> WHAT IS ASKED:
Render the part of the records that opens with the line containing "518, 102, 538]" and closes with the line containing "56, 939, 606]" as a Markdown table with the columns Row and Entry. Number each line in Row, put the line itself in Entry, and leave out blank lines.

> RECORD EXCERPTS:

※

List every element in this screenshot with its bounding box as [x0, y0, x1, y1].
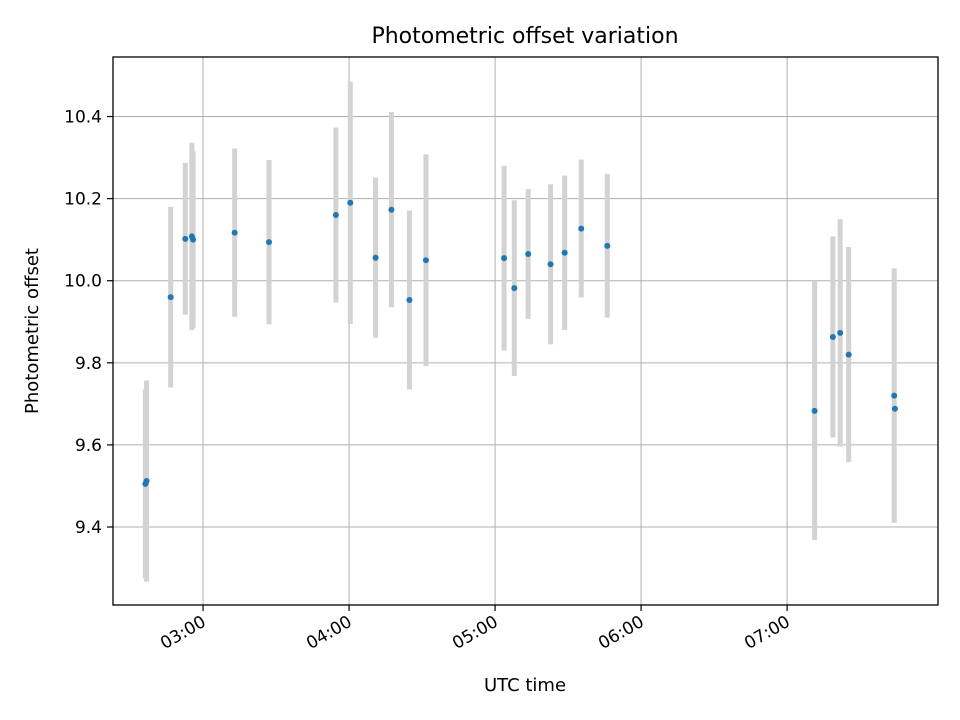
y-tick-label: 9.4	[75, 518, 102, 538]
x-tick-label: 03:00	[157, 612, 209, 654]
data-point	[837, 329, 844, 336]
x-axis-ticks: 03:00 04:00 05:00 06:00 07:00	[157, 605, 794, 654]
data-point	[525, 251, 532, 258]
y-tick-label: 9.8	[75, 354, 102, 374]
data-point	[372, 254, 379, 261]
data-point	[167, 294, 174, 301]
chart-title: Photometric offset variation	[371, 24, 678, 49]
data-points	[142, 199, 898, 487]
grid	[113, 57, 938, 605]
data-point	[347, 199, 354, 206]
data-point	[332, 212, 339, 219]
data-point	[501, 255, 508, 262]
data-point	[578, 225, 585, 232]
x-tick-label: 06:00	[595, 612, 647, 654]
data-point	[265, 239, 272, 246]
data-point	[891, 405, 898, 412]
data-point	[231, 229, 238, 236]
x-axis-label: UTC time	[484, 675, 566, 696]
x-tick-label: 05:00	[449, 612, 501, 654]
plot-frame	[112, 56, 939, 606]
data-point	[547, 261, 554, 268]
y-tick-label: 10.4	[64, 108, 102, 128]
data-point	[811, 407, 818, 414]
y-tick-label: 10.2	[64, 190, 102, 210]
data-point	[511, 285, 518, 292]
data-point	[561, 249, 568, 256]
data-point	[388, 206, 395, 213]
data-point	[422, 257, 429, 264]
data-point	[406, 297, 413, 304]
x-tick-label: 07:00	[741, 612, 793, 654]
y-tick-label: 9.6	[75, 436, 102, 456]
data-point	[182, 235, 189, 242]
data-point	[190, 236, 197, 243]
y-tick-label: 10.0	[64, 272, 102, 292]
data-point	[143, 478, 150, 485]
data-point	[604, 242, 611, 249]
data-point	[845, 351, 852, 358]
data-point	[891, 392, 898, 399]
y-axis-label: Photometric offset	[22, 248, 43, 414]
y-axis-ticks: 9.4 9.6 9.8 10.0 10.2 10.4	[64, 108, 113, 538]
x-tick-label: 04:00	[303, 612, 355, 654]
error-bars	[142, 81, 897, 582]
data-point	[829, 333, 836, 340]
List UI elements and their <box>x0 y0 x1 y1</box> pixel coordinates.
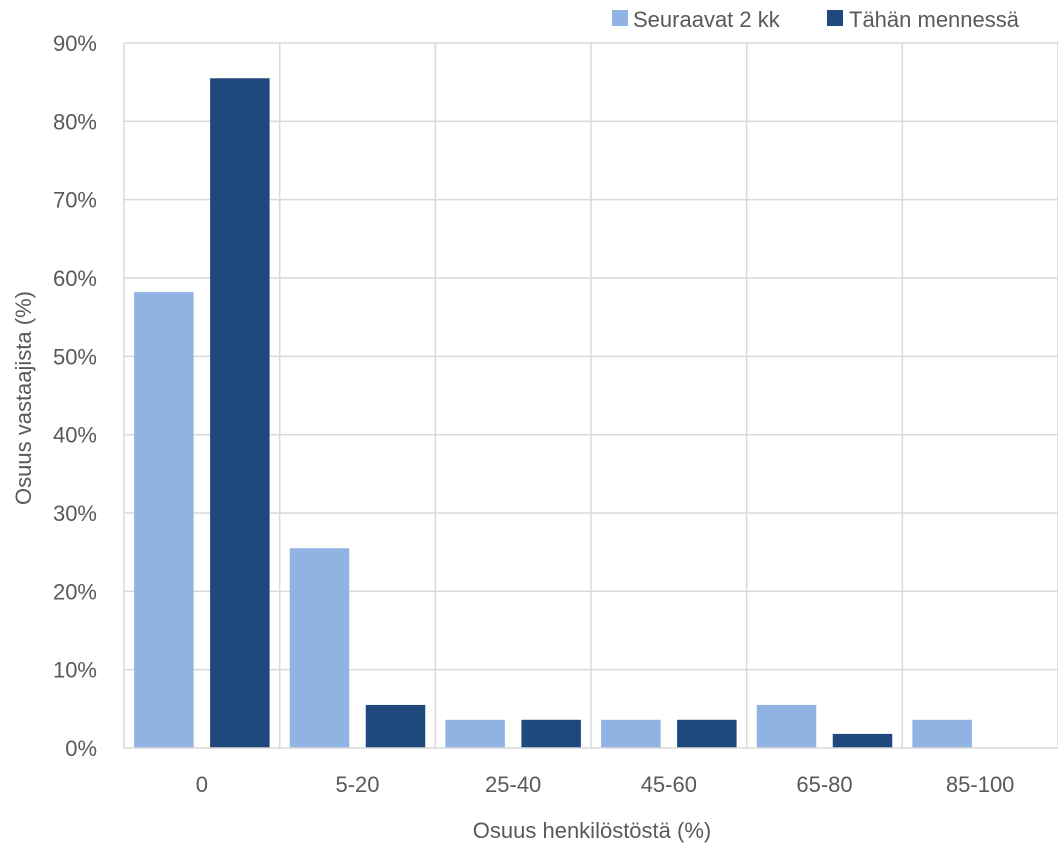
bar-0-series-0 <box>134 292 194 748</box>
y-tick-label: 80% <box>53 109 97 134</box>
legend: Seuraavat 2 kk Tähän mennessä <box>612 7 1020 32</box>
x-tick-label: 25-40 <box>485 772 541 797</box>
y-tick-label: 30% <box>53 501 97 526</box>
bar-2-series-0 <box>445 719 505 748</box>
bar-2-series-1 <box>521 719 581 748</box>
bar-1-series-1 <box>365 704 426 748</box>
legend-swatch-0 <box>612 10 628 26</box>
bar-1-series-0 <box>289 548 350 748</box>
bars <box>134 78 972 748</box>
x-tick-label: 0 <box>196 772 208 797</box>
y-axis-title: Osuus vastaajista (%) <box>11 291 36 505</box>
x-axis-title: Osuus henkilöstöstä (%) <box>473 818 711 843</box>
axes: 0% 10% 20% 30% 40% 50% 60% 70% 80% 90% 0 5-20 25-40 4… <box>53 31 1058 797</box>
y-tick-label: 40% <box>53 423 97 448</box>
y-tick-label: 90% <box>53 31 97 56</box>
y-tick-label: 70% <box>53 188 97 213</box>
legend-label-1: Tähän mennessä <box>849 7 1020 32</box>
bar-5-series-0 <box>912 719 972 748</box>
x-tick-label: 85-100 <box>946 772 1015 797</box>
x-tick-label: 45-60 <box>641 772 697 797</box>
bar-0-series-1 <box>210 78 270 748</box>
y-tick-label: 60% <box>53 266 97 291</box>
x-tick-label: 65-80 <box>796 772 852 797</box>
y-tick-label: 0% <box>65 736 97 761</box>
y-tick-label: 50% <box>53 344 97 369</box>
legend-label-0: Seuraavat 2 kk <box>633 7 781 32</box>
bar-3-series-1 <box>677 719 737 748</box>
bar-4-series-1 <box>832 733 893 748</box>
legend-swatch-1 <box>827 10 843 26</box>
y-tick-label: 10% <box>53 658 97 683</box>
bar-4-series-0 <box>756 704 817 748</box>
bar-3-series-0 <box>601 719 661 748</box>
grid <box>123 42 1058 748</box>
x-tick-label: 5-20 <box>335 772 379 797</box>
y-tick-label: 20% <box>53 579 97 604</box>
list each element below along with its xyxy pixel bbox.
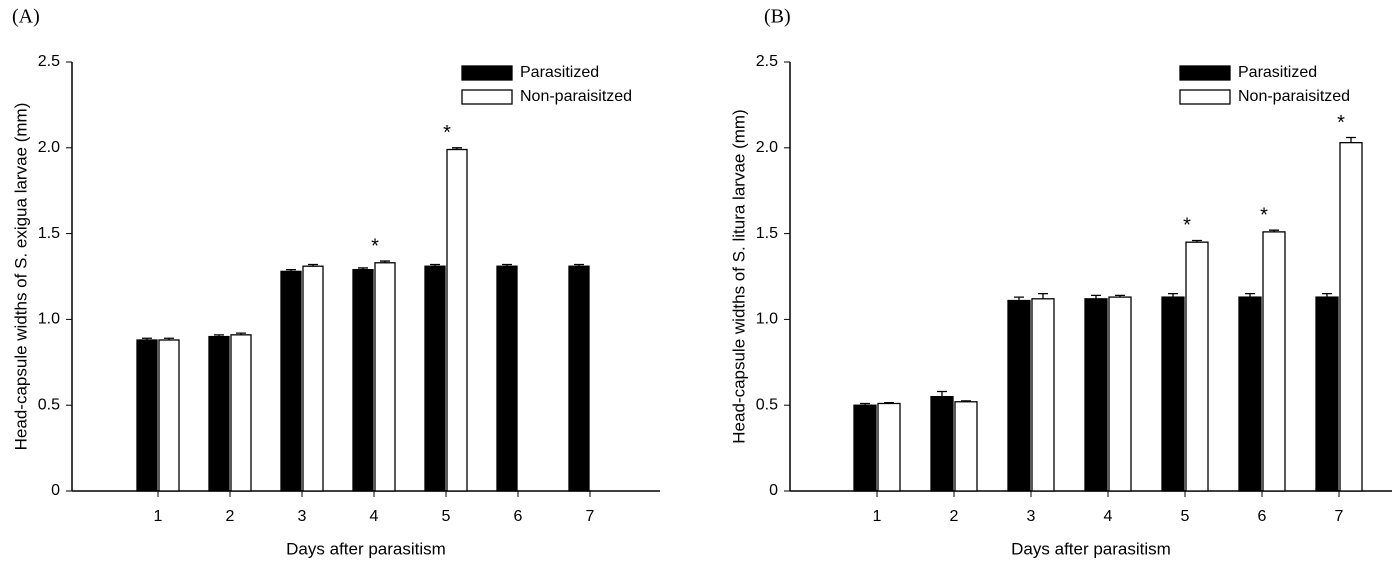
legend-label: Parasitized <box>520 64 599 81</box>
significance-marker: * <box>443 122 451 144</box>
x-tick-label: 1 <box>154 508 163 525</box>
bar <box>1161 296 1185 492</box>
bar <box>954 401 978 492</box>
error-bar <box>1245 293 1255 298</box>
bar <box>930 395 954 492</box>
bar <box>158 339 180 492</box>
y-tick-label: 2.5 <box>38 53 60 70</box>
bar <box>1262 231 1286 492</box>
x-axis-label: Days after parasitism <box>1011 539 1171 558</box>
bar <box>853 404 877 492</box>
legend-label: Parasitized <box>1238 64 1317 81</box>
error-bar <box>164 337 174 340</box>
error-bar <box>1192 239 1202 243</box>
error-bar <box>1269 229 1279 232</box>
error-bar <box>380 260 390 263</box>
error-bar <box>1115 294 1125 298</box>
bar <box>1007 299 1031 492</box>
panel-label: (A) <box>12 6 40 28</box>
error-bar <box>1346 136 1356 143</box>
error-bar <box>358 267 368 270</box>
significance-marker: * <box>1337 112 1345 134</box>
x-tick-label: 7 <box>1335 508 1344 525</box>
legend-swatch <box>1179 65 1231 81</box>
y-tick-label: 0.5 <box>38 396 60 413</box>
error-bar <box>937 390 947 397</box>
y-tick-label: 1.5 <box>38 225 60 242</box>
y-tick-label: 0 <box>769 482 778 499</box>
y-axis-label: Head-capsule widths of S. exigua larvae … <box>11 103 30 451</box>
error-bar <box>214 334 224 337</box>
x-tick-label: 7 <box>586 508 595 525</box>
legend-swatch <box>461 65 513 81</box>
error-bar <box>286 268 296 272</box>
error-bar <box>884 401 894 404</box>
legend-label: Non-paraisitzed <box>1238 88 1350 105</box>
error-bar <box>236 332 246 335</box>
y-tick-label: 2.5 <box>756 53 778 70</box>
bar <box>1238 296 1262 492</box>
x-tick-label: 1 <box>873 508 882 525</box>
x-tick-label: 4 <box>370 508 379 525</box>
error-bar <box>1014 296 1024 301</box>
bar <box>877 402 901 492</box>
bar <box>230 334 252 492</box>
y-tick-label: 1.0 <box>756 311 778 328</box>
error-bar <box>860 402 870 406</box>
x-axis-label: Days after parasitism <box>286 539 446 558</box>
error-bar <box>961 400 971 402</box>
y-tick-label: 1.0 <box>38 311 60 328</box>
x-tick-label: 5 <box>1181 508 1190 525</box>
x-tick-label: 5 <box>442 508 451 525</box>
bar <box>1185 241 1209 492</box>
error-bar <box>1038 293 1048 299</box>
error-bar <box>430 263 440 267</box>
legend-swatch <box>461 89 513 105</box>
bar <box>446 148 468 492</box>
legend-label: Non-paraisitzed <box>520 88 632 105</box>
bar <box>496 265 518 492</box>
bar <box>208 335 230 492</box>
x-tick-label: 3 <box>1027 508 1036 525</box>
error-bar <box>502 263 512 267</box>
x-tick-label: 3 <box>298 508 307 525</box>
y-tick-label: 0 <box>51 482 60 499</box>
x-tick-label: 2 <box>950 508 959 525</box>
error-bar <box>1091 294 1101 299</box>
error-bar <box>452 147 462 150</box>
x-tick-label: 6 <box>514 508 523 525</box>
bar <box>280 270 302 492</box>
y-tick-label: 2.0 <box>756 139 778 156</box>
bar <box>136 339 158 492</box>
significance-marker: * <box>371 235 379 257</box>
y-tick-label: 0.5 <box>756 396 778 413</box>
bar <box>1339 142 1363 492</box>
y-tick-label: 2.0 <box>38 139 60 156</box>
panel-label: (B) <box>764 6 791 28</box>
x-tick-label: 6 <box>1258 508 1267 525</box>
y-axis-label: Head-capsule widths of S. litura larvae … <box>729 109 748 443</box>
error-bar <box>308 263 318 267</box>
y-tick-label: 1.5 <box>756 225 778 242</box>
bar <box>1315 296 1339 492</box>
significance-marker: * <box>1183 215 1191 237</box>
error-bar <box>574 263 584 267</box>
bar <box>374 262 396 492</box>
x-tick-label: 2 <box>226 508 235 525</box>
bar <box>1031 298 1055 492</box>
x-tick-label: 4 <box>1104 508 1113 525</box>
error-bar <box>1168 293 1178 298</box>
error-bar <box>142 337 152 340</box>
bar <box>1084 298 1108 492</box>
bar <box>352 268 374 492</box>
bar <box>568 265 590 492</box>
error-bar <box>1322 293 1332 298</box>
bar <box>302 265 324 492</box>
bar <box>424 265 446 492</box>
bar <box>1108 296 1132 492</box>
legend-swatch <box>1179 89 1231 105</box>
significance-marker: * <box>1260 204 1268 226</box>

※

> OUTPUT BELOW:
| Row | Entry |
|---|---|
| 1 | y-tick-label: 9.4	[75, 518, 102, 538] |
| 2 | x-tick-label: 03:00	[157, 612, 209, 654] |
| 3 | data-point	[837, 329, 844, 336] |
| 4 | x-axis-ticks: 03:00 04:00 05:00 06:00 07:00	[157, 605, 794, 654] |
| 5 | data-point	[525, 251, 532, 258] |
| 6 | y-tick-label: 9.8	[75, 354, 102, 374] |
| 7 | data-point	[372, 254, 379, 261] |
| 8 | data-point	[167, 294, 174, 301] |
| 9 | chart-title: Photometric offset variation	[371, 24, 678, 49] |
| 10 | data-points	[142, 199, 898, 487] |
| 11 | grid	[113, 57, 938, 605] |
| 12 | data-point	[347, 199, 354, 206] |
| 13 | data-point	[332, 212, 339, 219] |
| 14 | data-point	[501, 255, 508, 262] |
| 15 | data-point	[578, 225, 585, 232] |
| 16 | x-tick-label: 06:00	[595, 612, 647, 654] |
| 17 | data-point	[265, 239, 272, 246] |
| 18 | data-point	[891, 405, 898, 412] |
| 19 | data-point	[231, 229, 238, 236] |
| 20 | x-axis-label: UTC time	[484, 675, 566, 696] |
| 21 | x-tick-label: 05:00	[449, 612, 501, 654] |
| 22 | plot-frame	[112, 56, 939, 606] |